Collection entries

↓↓↓

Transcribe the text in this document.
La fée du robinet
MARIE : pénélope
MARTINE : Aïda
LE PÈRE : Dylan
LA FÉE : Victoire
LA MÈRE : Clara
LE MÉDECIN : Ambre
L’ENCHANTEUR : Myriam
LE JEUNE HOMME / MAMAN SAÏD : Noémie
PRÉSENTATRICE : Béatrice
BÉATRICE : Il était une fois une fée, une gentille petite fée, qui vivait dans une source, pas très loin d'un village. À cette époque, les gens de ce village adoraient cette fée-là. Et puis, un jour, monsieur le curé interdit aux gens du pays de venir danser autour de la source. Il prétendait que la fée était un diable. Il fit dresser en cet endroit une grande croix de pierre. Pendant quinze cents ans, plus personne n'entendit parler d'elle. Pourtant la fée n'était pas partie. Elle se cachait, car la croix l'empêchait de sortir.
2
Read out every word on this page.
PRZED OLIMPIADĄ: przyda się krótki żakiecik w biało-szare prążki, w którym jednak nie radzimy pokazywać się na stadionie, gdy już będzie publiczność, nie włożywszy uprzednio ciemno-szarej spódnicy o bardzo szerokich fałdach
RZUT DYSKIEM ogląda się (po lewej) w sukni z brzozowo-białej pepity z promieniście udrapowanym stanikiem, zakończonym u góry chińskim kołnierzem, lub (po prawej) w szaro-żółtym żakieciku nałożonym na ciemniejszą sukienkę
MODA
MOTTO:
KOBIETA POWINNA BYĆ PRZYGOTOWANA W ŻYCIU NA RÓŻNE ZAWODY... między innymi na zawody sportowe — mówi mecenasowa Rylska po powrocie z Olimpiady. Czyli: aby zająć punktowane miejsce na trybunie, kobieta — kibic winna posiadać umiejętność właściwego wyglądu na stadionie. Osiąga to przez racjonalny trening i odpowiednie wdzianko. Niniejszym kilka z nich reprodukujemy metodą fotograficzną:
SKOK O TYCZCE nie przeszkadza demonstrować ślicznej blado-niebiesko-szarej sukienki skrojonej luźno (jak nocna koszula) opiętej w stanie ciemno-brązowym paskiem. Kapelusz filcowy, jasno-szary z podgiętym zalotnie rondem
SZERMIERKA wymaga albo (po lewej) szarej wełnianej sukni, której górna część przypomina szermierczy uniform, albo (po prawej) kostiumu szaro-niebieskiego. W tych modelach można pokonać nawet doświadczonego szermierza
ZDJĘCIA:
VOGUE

↑↑↑

### Prompt
Quote, without alteration, the final stretch of the entries: the line with "Read out every word on this page." onward to the last line.

### Result
Read out every word on this page.
PRZED OLIMPIADĄ: przyda się krótki żakiecik w biało-szare prążki, w którym jednak nie radzimy pokazywać się na stadionie, gdy już będzie publiczność, nie włożywszy uprzednio ciemno-szarej spódnicy o bardzo szerokich fałdach
RZUT DYSKIEM ogląda się (po lewej) w sukni z brzozowo-białej pepity z promieniście udrapowanym stanikiem, zakończonym u góry chińskim kołnierzem, lub (po prawej) w szaro-żółtym żakieciku nałożonym na ciemniejszą sukienkę
MODA
MOTTO:
KOBIETA POWINNA BYĆ PRZYGOTOWANA W ŻYCIU NA RÓŻNE ZAWODY... między innymi na zawody sportowe — mówi mecenasowa Rylska po powrocie z Olimpiady. Czyli: aby zająć punktowane miejsce na trybunie, kobieta — kibic winna posiadać umiejętność właściwego wyglądu na stadionie. Osiąga to przez racjonalny trening i odpowiednie wdzianko. Niniejszym kilka z nich reprodukujemy metodą fotograficzną:
SKOK O TYCZCE nie przeszkadza demonstrować ślicznej blado-niebiesko-szarej sukienki skrojonej luźno (jak nocna koszula) opiętej w stanie ciemno-brązowym paskiem. Kapelusz filcowy, jasno-szary z podgiętym zalotnie rondem
SZERMIERKA wymaga albo (po lewej) szarej wełnianej sukni, której górna część przypomina szermierczy uniform, albo (po prawej) kostiumu szaro-niebieskiego. W tych modelach można pokonać nawet doświadczonego szermierza
ZDJĘCIA:
VOGUE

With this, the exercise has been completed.